RECORDS SHOWN
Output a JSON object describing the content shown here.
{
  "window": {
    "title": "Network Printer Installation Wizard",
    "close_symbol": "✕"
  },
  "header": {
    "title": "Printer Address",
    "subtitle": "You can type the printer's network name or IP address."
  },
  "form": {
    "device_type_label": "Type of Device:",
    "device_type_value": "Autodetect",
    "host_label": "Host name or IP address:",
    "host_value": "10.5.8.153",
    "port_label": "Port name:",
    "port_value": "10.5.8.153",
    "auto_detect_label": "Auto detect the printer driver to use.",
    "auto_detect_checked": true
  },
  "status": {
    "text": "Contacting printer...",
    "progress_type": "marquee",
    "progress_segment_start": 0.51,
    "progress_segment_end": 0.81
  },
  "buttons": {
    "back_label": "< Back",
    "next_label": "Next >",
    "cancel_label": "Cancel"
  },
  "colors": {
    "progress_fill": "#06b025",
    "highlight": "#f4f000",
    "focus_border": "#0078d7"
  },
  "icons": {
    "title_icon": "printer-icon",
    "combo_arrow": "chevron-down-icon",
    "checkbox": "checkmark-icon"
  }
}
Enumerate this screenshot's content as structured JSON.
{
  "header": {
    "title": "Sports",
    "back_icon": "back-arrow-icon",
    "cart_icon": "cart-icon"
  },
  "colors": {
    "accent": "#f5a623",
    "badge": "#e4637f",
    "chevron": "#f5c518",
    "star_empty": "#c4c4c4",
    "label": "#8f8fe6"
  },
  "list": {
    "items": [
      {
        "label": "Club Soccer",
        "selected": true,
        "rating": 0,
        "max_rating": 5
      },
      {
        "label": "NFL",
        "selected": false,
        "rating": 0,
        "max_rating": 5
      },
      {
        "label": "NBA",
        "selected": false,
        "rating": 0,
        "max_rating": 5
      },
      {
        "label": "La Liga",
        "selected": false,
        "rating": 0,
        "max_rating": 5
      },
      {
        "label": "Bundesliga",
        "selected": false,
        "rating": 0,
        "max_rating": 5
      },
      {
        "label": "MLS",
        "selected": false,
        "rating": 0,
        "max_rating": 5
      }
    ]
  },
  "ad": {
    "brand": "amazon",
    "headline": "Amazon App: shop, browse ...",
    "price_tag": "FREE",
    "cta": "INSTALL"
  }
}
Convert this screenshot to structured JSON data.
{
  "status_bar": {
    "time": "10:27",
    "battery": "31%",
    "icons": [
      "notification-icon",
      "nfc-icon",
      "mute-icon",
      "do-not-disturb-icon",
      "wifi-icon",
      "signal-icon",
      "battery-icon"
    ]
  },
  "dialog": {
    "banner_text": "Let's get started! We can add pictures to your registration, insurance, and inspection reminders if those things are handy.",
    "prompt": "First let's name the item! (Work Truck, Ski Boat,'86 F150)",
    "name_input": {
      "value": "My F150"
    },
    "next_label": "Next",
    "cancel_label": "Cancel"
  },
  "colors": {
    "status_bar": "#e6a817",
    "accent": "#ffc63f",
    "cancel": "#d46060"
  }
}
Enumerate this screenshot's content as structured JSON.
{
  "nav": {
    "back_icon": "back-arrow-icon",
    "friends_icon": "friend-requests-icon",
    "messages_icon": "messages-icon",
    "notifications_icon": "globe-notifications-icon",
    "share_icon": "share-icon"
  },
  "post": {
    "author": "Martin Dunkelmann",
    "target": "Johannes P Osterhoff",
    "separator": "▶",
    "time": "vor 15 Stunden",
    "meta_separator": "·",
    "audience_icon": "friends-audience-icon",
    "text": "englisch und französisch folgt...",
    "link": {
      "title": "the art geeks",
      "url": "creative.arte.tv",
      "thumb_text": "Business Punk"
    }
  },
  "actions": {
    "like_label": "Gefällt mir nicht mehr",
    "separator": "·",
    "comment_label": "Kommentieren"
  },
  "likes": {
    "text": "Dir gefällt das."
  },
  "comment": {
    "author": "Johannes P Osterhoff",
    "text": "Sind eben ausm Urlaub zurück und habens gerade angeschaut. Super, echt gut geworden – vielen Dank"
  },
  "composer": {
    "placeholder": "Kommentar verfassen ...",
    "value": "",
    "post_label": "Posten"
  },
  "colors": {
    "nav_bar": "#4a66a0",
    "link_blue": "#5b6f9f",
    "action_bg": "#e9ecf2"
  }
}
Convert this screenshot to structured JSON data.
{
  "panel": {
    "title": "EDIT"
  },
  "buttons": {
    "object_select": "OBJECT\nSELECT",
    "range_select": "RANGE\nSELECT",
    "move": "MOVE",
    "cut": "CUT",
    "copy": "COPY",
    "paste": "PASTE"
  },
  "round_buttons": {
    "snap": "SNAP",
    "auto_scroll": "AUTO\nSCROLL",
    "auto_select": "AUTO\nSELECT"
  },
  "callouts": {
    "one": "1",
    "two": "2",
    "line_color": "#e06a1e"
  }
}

INSTRUCTION
Restate every line of the data word for word.

RESPONSE
Output a JSON object describing the content shown here.
{
  "window": {
    "title": "Network Printer Installation Wizard",
    "close_symbol": "✕"
  },
  "header": {
    "title": "Printer Address",
    "subtitle": "You can type the printer's network name or IP address."
  },
  "form": {
    "device_type_label": "Type of Device:",
    "device_type_value": "Autodetect",
    "host_label": "Host name or IP address:",
    "host_value": "10.5.8.153",
    "port_label": "Port name:",
    "port_value": "10.5.8.153",
    "auto_detect_label": "Auto detect the printer driver to use.",
    "auto_detect_checked": true
  },
  "status": {
    "text": "Contacting printer...",
    "progress_type": "marquee",
    "progress_segment_start": 0.51,
    "progress_segment_end": 0.81
  },
  "buttons": {
    "back_label": "< Back",
    "next_label": "Next >",
    "cancel_label": "Cancel"
  },
  "colors": {
    "progress_fill": "#06b025",
    "highlight": "#f4f000",
    "focus_border": "#0078d7"
  },
  "icons": {
    "title_icon": "printer-icon",
    "combo_arrow": "chevron-down-icon",
    "checkbox": "checkmark-icon"
  }
}
Enumerate this screenshot's content as structured JSON.
{
  "header": {
    "title": "Sports",
    "back_icon": "back-arrow-icon",
    "cart_icon": "cart-icon"
  },
  "colors": {
    "accent": "#f5a623",
    "badge": "#e4637f",
    "chevron": "#f5c518",
    "star_empty": "#c4c4c4",
    "label": "#8f8fe6"
  },
  "list": {
    "items": [
      {
        "label": "Club Soccer",
        "selected": true,
        "rating": 0,
        "max_rating": 5
      },
      {
        "label": "NFL",
        "selected": false,
        "rating": 0,
        "max_rating": 5
      },
      {
        "label": "NBA",
        "selected": false,
        "rating": 0,
        "max_rating": 5
      },
      {
        "label": "La Liga",
        "selected": false,
        "rating": 0,
        "max_rating": 5
      },
      {
        "label": "Bundesliga",
        "selected": false,
        "rating": 0,
        "max_rating": 5
      },
      {
        "label": "MLS",
        "selected": false,
        "rating": 0,
        "max_rating": 5
      }
    ]
  },
  "ad": {
    "brand": "amazon",
    "headline": "Amazon App: shop, browse ...",
    "price_tag": "FREE",
    "cta": "INSTALL"
  }
}
Convert this screenshot to structured JSON data.
{
  "status_bar": {
    "time": "10:27",
    "battery": "31%",
    "icons": [
      "notification-icon",
      "nfc-icon",
      "mute-icon",
      "do-not-disturb-icon",
      "wifi-icon",
      "signal-icon",
      "battery-icon"
    ]
  },
  "dialog": {
    "banner_text": "Let's get started! We can add pictures to your registration, insurance, and inspection reminders if those things are handy.",
    "prompt": "First let's name the item! (Work Truck, Ski Boat,'86 F150)",
    "name_input": {
      "value": "My F150"
    },
    "next_label": "Next",
    "cancel_label": "Cancel"
  },
  "colors": {
    "status_bar": "#e6a817",
    "accent": "#ffc63f",
    "cancel": "#d46060"
  }
}
Enumerate this screenshot's content as structured JSON.
{
  "nav": {
    "back_icon": "back-arrow-icon",
    "friends_icon": "friend-requests-icon",
    "messages_icon": "messages-icon",
    "notifications_icon": "globe-notifications-icon",
    "share_icon": "share-icon"
  },
  "post": {
    "author": "Martin Dunkelmann",
    "target": "Johannes P Osterhoff",
    "separator": "▶",
    "time": "vor 15 Stunden",
    "meta_separator": "·",
    "audience_icon": "friends-audience-icon",
    "text": "englisch und französisch folgt...",
    "link": {
      "title": "the art geeks",
      "url": "creative.arte.tv",
      "thumb_text": "Business Punk"
    }
  },
  "actions": {
    "like_label": "Gefällt mir nicht mehr",
    "separator": "·",
    "comment_label": "Kommentieren"
  },
  "likes": {
    "text": "Dir gefällt das."
  },
  "comment": {
    "author": "Johannes P Osterhoff",
    "text": "Sind eben ausm Urlaub zurück und habens gerade angeschaut. Super, echt gut geworden – vielen Dank"
  },
  "composer": {
    "placeholder": "Kommentar verfassen ...",
    "value": "",
    "post_label": "Posten"
  },
  "colors": {
    "nav_bar": "#4a66a0",
    "link_blue": "#5b6f9f",
    "action_bg": "#e9ecf2"
  }
}
Convert this screenshot to structured JSON data.
{
  "panel": {
    "title": "EDIT"
  },
  "buttons": {
    "object_select": "OBJECT\nSELECT",
    "range_select": "RANGE\nSELECT",
    "move": "MOVE",
    "cut": "CUT",
    "copy": "COPY",
    "paste": "PASTE"
  },
  "round_buttons": {
    "snap": "SNAP",
    "auto_scroll": "AUTO\nSCROLL",
    "auto_select": "AUTO\nSELECT"
  },
  "callouts": {
    "one": "1",
    "two": "2",
    "line_color": "#e06a1e"
  }
}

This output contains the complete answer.